_SOURCE DATA_
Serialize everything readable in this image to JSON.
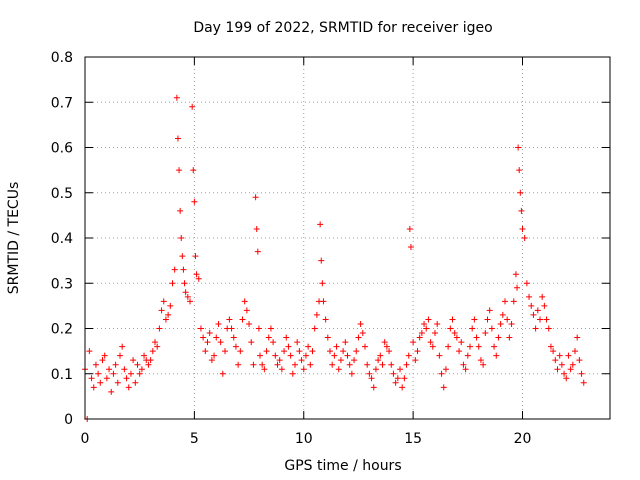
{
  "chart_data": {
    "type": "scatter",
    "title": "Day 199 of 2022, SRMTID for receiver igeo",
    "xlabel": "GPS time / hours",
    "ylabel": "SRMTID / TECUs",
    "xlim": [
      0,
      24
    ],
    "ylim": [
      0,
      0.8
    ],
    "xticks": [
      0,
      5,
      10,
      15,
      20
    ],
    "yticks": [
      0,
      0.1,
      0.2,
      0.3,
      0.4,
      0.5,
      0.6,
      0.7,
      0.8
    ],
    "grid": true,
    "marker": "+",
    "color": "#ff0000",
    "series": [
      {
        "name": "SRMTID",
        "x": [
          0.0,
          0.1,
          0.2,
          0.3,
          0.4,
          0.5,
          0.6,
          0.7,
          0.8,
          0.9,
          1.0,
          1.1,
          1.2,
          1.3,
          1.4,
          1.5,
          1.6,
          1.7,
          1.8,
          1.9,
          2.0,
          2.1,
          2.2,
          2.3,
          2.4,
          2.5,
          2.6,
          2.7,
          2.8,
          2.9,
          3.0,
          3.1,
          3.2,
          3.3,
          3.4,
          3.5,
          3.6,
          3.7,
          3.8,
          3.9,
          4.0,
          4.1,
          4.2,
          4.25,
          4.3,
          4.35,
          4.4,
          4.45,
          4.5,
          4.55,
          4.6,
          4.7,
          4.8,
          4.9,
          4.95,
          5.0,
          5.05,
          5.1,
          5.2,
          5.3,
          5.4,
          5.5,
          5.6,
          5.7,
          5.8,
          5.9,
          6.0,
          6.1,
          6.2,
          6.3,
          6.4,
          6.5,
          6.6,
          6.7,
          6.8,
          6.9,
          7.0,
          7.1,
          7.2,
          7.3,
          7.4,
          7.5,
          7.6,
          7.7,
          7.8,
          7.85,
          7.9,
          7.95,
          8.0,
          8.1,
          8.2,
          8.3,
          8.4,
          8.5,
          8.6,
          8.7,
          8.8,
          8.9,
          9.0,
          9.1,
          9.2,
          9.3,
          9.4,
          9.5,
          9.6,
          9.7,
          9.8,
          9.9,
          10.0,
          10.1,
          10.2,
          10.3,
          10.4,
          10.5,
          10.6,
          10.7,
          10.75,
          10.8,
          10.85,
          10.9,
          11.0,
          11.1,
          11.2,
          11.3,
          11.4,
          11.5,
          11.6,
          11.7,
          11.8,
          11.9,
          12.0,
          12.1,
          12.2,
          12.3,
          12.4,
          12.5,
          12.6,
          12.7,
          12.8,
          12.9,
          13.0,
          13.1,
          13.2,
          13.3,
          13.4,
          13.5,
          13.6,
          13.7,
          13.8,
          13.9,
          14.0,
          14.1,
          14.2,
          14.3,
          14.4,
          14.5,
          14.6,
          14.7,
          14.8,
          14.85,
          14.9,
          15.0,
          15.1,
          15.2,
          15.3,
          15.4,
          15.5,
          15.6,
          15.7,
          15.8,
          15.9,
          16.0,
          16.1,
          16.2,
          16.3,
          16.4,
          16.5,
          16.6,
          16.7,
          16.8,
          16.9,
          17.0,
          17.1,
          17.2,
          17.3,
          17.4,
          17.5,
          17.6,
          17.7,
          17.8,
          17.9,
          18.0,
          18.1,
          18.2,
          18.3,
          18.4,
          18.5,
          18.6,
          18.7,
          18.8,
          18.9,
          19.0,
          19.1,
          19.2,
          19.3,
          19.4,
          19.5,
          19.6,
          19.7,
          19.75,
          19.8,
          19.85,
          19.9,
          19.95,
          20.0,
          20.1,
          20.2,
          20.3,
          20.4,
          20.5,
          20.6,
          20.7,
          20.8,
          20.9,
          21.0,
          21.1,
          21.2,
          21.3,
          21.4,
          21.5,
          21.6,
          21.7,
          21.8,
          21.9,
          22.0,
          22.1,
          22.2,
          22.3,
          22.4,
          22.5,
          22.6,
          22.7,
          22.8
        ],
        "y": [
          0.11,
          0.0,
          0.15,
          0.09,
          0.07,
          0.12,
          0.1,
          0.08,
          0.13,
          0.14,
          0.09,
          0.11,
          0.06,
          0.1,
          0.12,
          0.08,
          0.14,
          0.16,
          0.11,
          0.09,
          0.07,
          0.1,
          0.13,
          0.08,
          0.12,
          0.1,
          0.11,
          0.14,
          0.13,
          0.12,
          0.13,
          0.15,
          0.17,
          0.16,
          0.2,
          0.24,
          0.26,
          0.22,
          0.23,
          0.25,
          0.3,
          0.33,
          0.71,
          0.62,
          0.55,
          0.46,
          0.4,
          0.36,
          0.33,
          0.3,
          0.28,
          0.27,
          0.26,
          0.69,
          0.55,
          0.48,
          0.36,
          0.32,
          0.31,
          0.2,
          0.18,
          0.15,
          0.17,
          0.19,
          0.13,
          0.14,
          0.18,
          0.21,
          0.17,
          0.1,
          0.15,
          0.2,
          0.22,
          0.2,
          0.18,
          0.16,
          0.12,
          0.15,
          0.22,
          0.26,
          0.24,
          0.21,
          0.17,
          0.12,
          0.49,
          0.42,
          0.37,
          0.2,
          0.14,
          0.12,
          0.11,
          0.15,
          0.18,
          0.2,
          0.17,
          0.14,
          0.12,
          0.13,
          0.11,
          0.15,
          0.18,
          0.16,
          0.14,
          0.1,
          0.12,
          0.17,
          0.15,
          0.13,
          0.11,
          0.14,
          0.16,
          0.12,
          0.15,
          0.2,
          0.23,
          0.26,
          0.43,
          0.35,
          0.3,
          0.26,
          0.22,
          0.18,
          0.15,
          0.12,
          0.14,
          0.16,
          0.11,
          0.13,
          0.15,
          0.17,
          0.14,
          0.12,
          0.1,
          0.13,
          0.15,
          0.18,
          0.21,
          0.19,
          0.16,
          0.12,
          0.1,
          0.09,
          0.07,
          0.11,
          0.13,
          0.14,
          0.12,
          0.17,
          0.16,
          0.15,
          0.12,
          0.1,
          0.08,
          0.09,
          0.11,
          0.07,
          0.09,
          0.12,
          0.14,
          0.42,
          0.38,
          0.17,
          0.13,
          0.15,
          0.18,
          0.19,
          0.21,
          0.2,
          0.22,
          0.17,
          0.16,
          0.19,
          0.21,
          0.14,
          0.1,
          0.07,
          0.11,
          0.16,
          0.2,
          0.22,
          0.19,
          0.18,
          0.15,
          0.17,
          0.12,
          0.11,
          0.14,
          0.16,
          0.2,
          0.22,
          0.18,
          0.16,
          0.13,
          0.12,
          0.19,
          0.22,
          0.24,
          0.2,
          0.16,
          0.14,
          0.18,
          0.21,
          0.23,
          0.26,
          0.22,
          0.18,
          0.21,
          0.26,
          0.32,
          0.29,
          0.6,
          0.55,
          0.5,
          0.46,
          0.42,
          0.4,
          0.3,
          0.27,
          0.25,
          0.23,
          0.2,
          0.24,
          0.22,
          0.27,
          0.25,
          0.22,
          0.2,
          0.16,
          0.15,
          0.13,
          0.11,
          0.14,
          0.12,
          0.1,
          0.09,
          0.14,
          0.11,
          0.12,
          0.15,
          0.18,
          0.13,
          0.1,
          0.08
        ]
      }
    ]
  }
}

--

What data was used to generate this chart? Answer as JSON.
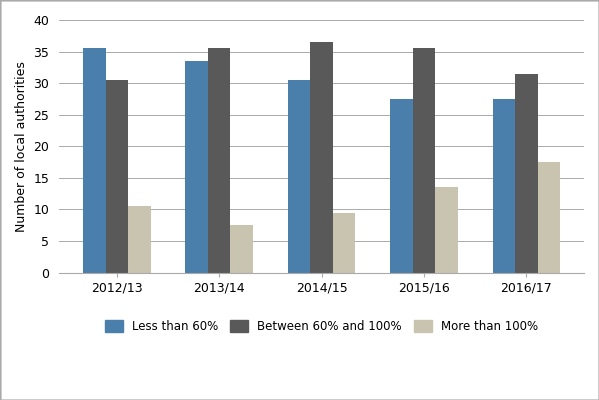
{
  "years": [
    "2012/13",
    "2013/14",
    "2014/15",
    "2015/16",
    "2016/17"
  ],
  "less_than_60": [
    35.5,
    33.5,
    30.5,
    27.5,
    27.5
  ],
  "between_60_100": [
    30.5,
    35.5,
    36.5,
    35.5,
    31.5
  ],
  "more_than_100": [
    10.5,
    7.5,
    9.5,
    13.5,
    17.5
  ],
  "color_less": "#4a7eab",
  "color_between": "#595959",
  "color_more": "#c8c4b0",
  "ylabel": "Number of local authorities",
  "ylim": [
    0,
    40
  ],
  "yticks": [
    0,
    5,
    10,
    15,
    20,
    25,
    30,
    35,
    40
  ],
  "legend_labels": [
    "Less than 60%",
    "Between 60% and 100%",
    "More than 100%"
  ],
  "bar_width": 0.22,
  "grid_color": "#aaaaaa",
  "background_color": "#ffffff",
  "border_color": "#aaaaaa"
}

_WHAT IS ASKED_
Among the lines of the data, identify those with the word "SRMTID". Copy each of them.

_ANSWER FOR THE TASK_
    "title": "Day 199 of 2022, SRMTID for receiver igeo",
    "ylabel": "SRMTID / TECUs",
        "name": "SRMTID",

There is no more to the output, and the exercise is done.